Each line containing the word "origin" should be found and copied.
※
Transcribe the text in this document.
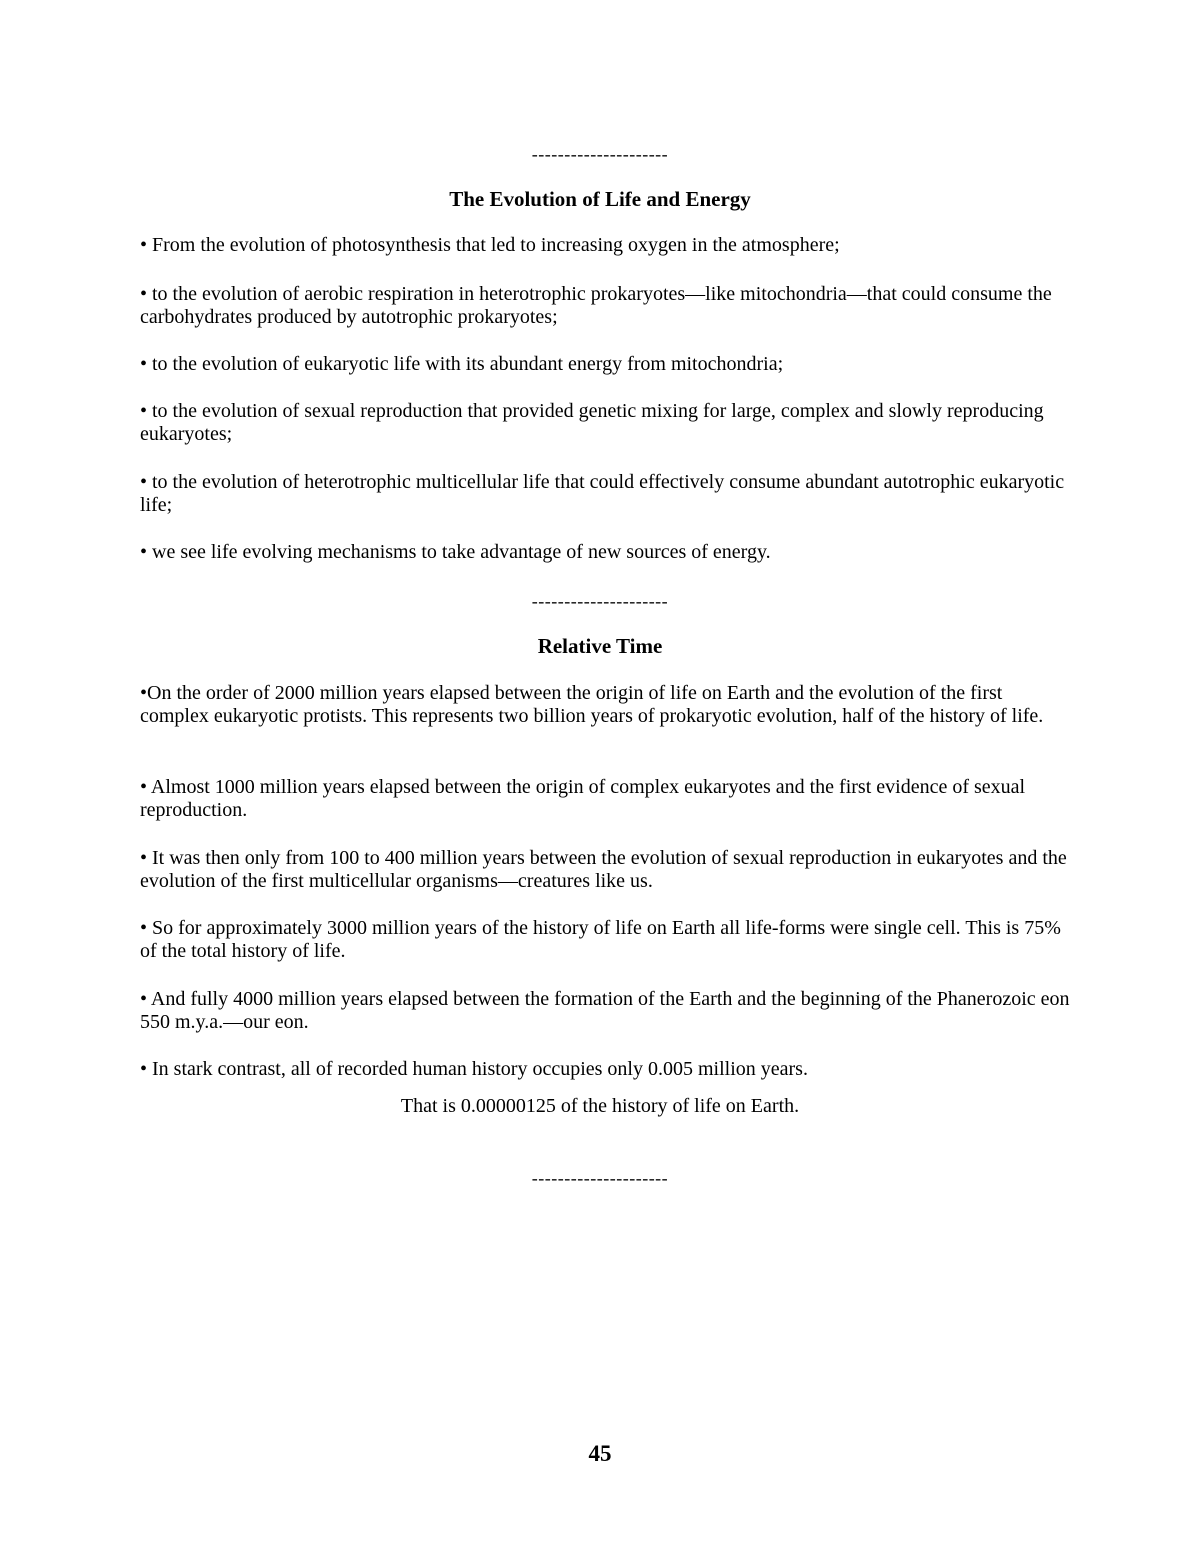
---------------------
The Evolution of Life and Energy

• From the evolution of photosynthesis that led to increasing oxygen in the atmosphere;

• to the evolution of aerobic respiration in heterotrophic prokaryotes—like mitochondria—that could consume the carbohydrates produced by autotrophic prokaryotes;

• to the evolution of eukaryotic life with its abundant energy from mitochondria;

• to the evolution of sexual reproduction that provided genetic mixing for large, complex and slowly reproducing eukaryotes;

• to the evolution of heterotrophic multicellular life that could effectively consume abundant autotrophic eukaryotic life;

• we see life evolving mechanisms to take advantage of new sources of energy.

---------------------
Relative Time

•On the order of 2000 million years elapsed between the origin of life on Earth and the evolution of the first complex eukaryotic protists. This represents two billion years of prokaryotic evolution, half of the history of life.

• Almost 1000 million years elapsed between the origin of complex eukaryotes and the first evidence of sexual reproduction.

• It was then only from 100 to 400 million years between the evolution of sexual reproduction in eukaryotes and the evolution of the first multicellular organisms—creatures like us.

• So for approximately 3000 million years of the history of life on Earth all life-forms were single cell. This is 75% of the total history of life.

• And fully 4000 million years elapsed between the formation of the Earth and the beginning of the Phanerozoic eon 550 m.y.a.—our eon.

• In stark contrast, all of recorded human history occupies only 0.005 million years.

That is 0.00000125 of the history of life on Earth.
---------------------
45
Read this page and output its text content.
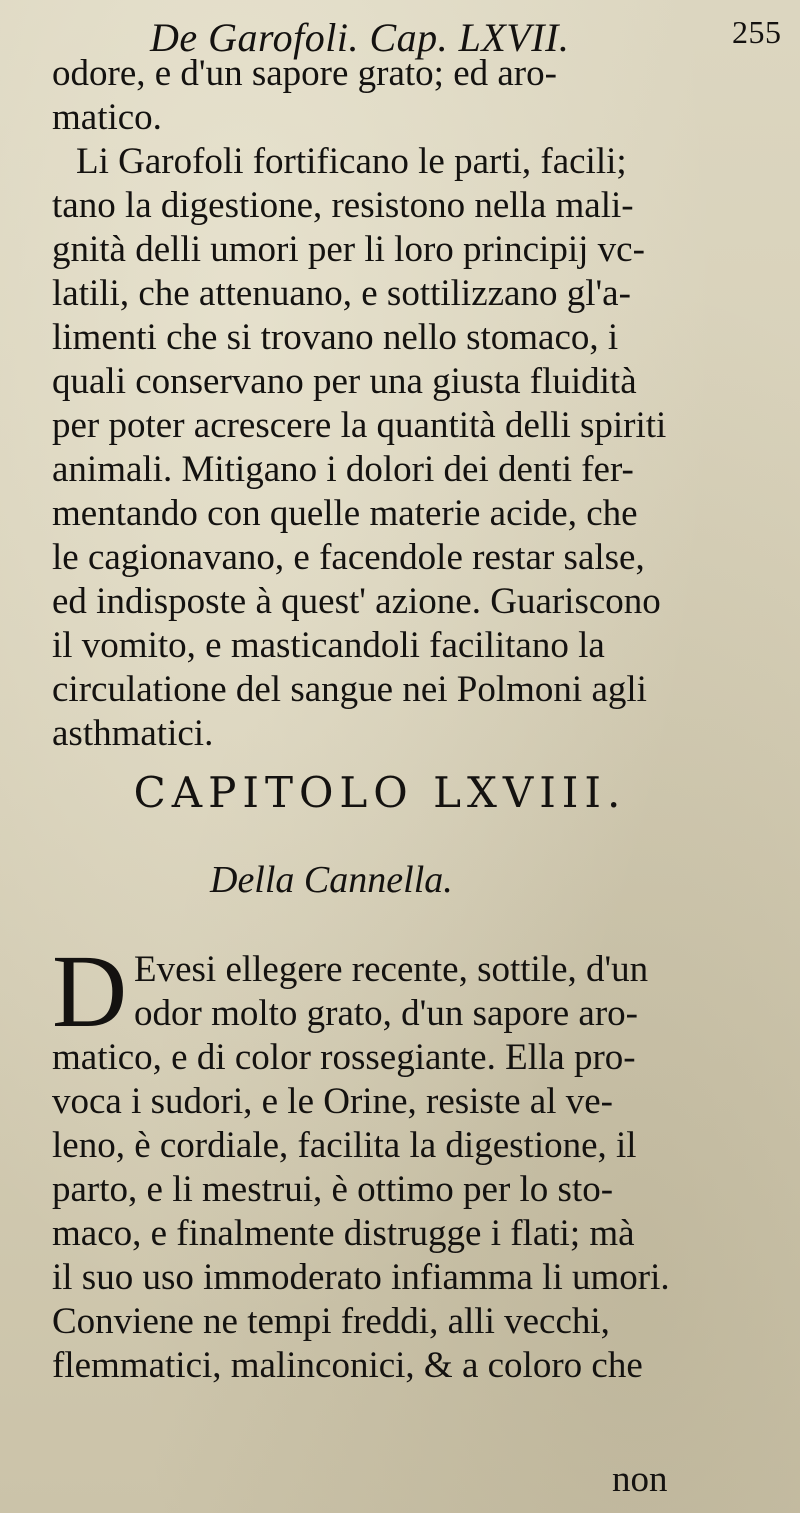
De Garofoli. Cap. LXVII.	255
odore, e d'un sapore grato; ed aro-
matico.
Li Garofoli fortificano le parti, facili;
tano la digestione, resistono nella mali-
gnità delli umori per li loro principij vc-
latili, che attenuano, e sottilizzano gl'a-
limenti che si trovano nello stomaco, i
quali conservano per una giusta fluidità
per poter acrescere la quantità delli spiriti
animali. Mitigano i dolori dei denti fer-
mentando con quelle materie acide, che
le cagionavano, e facendole restar salse,
ed indisposte à quest' azione. Guariscono
il vomito, e masticandoli facilitano la
circulatione del sangue nei Polmoni agli
asthmatici.
CAPITOLO LXVIII.
Della Cannella.
D Evesi ellegere recente, sottile, d'un
odor molto grato, d'un sapore aro-
matico, e di color rossegiante. Ella pro-
voca i sudori, e le Orine, resiste al ve-
leno, è cordiale, facilita la digestione, il
parto, e li mestrui, è ottimo per lo sto-
maco, e finalmente distrugge i flati; mà
il suo uso immoderato infiamma li umori.
Conviene ne tempi freddi, alli vecchi,
flemmatici, malinconici, & a coloro che
non
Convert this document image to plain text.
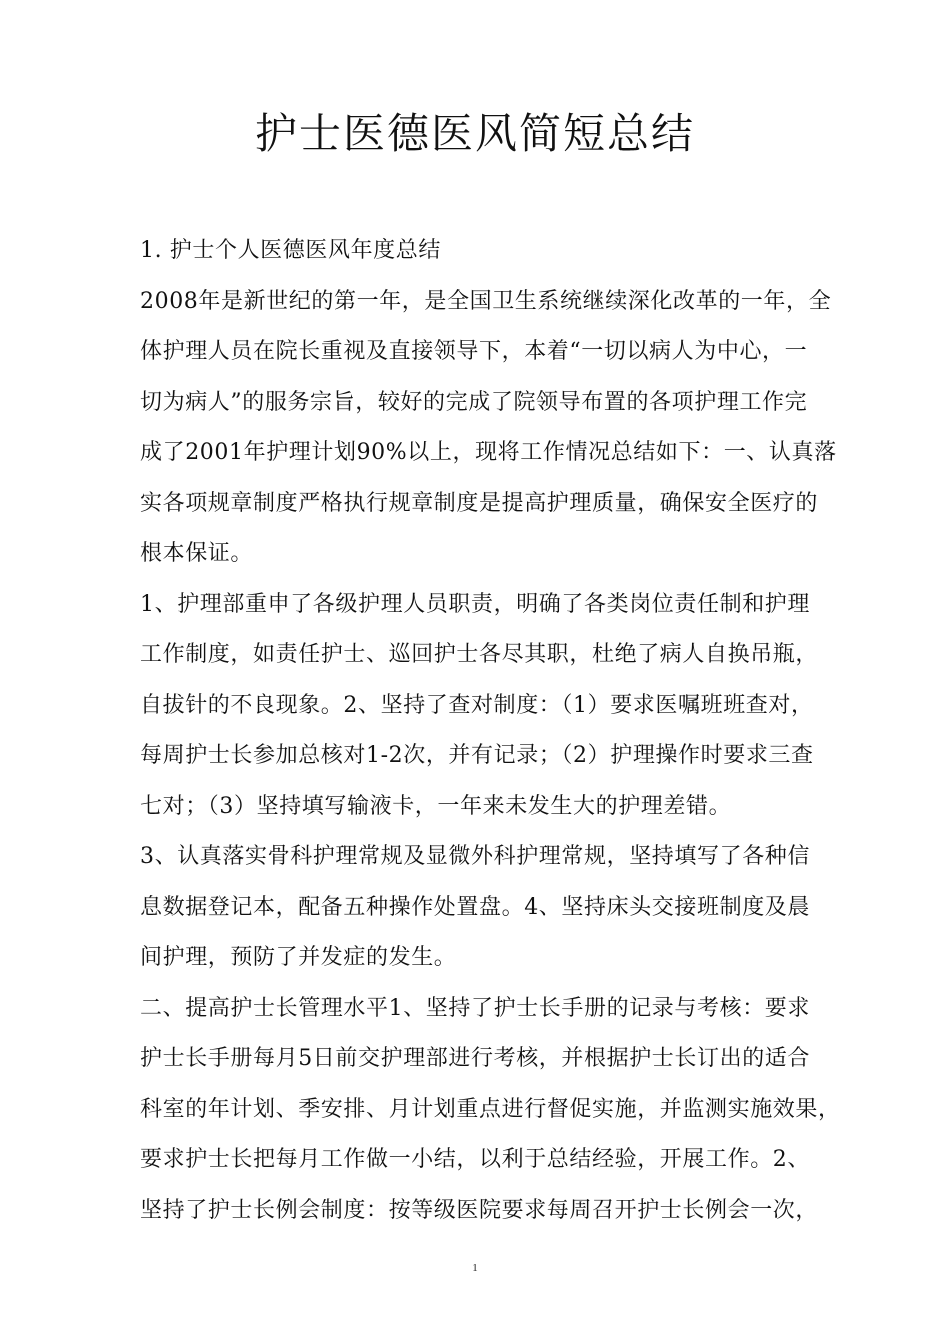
护士医德医风简短总结
1. 护士个人医德医风年度总结
2008年是新世纪的第一年，是全国卫生系统继续深化改革的一年，全
体护理人员在院长重视及直接领导下，本着“一切以病人为中心，一
切为病人”的服务宗旨，较好的完成了院领导布置的各项护理工作完
成了2001年护理计划90%以上，现将工作情况总结如下：一、认真落
实各项规章制度严格执行规章制度是提高护理质量，确保安全医疗的
根本保证。
1、护理部重申了各级护理人员职责，明确了各类岗位责任制和护理
工作制度，如责任护士、巡回护士各尽其职，杜绝了病人自换吊瓶，
自拔针的不良现象。2、坚持了查对制度：（1）要求医嘱班班查对，
每周护士长参加总核对1-2次，并有记录；（2）护理操作时要求三查
七对；（3）坚持填写输液卡，一年来未发生大的护理差错。
3、认真落实骨科护理常规及显微外科护理常规，坚持填写了各种信
息数据登记本，配备五种操作处置盘。4、坚持床头交接班制度及晨
间护理，预防了并发症的发生。
二、提高护士长管理水平1、坚持了护士长手册的记录与考核：要求
护士长手册每月5日前交护理部进行考核，并根据护士长订出的适合
科室的年计划、季安排、月计划重点进行督促实施，并监测实施效果，
要求护士长把每月工作做一小结，以利于总结经验，开展工作。2、
坚持了护士长例会制度：按等级医院要求每周召开护士长例会一次，
1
※
▶ [FINAL RESULT]:
•On the order of 2000 million years elapsed between the origin of life on Earth and the evolution of the first complex eukaryotic protists. This represents two billion years of prokaryotic evolution, half of the history of life.
• Almost 1000 million years elapsed between the origin of complex eukaryotes and the first evidence of sexual reproduction.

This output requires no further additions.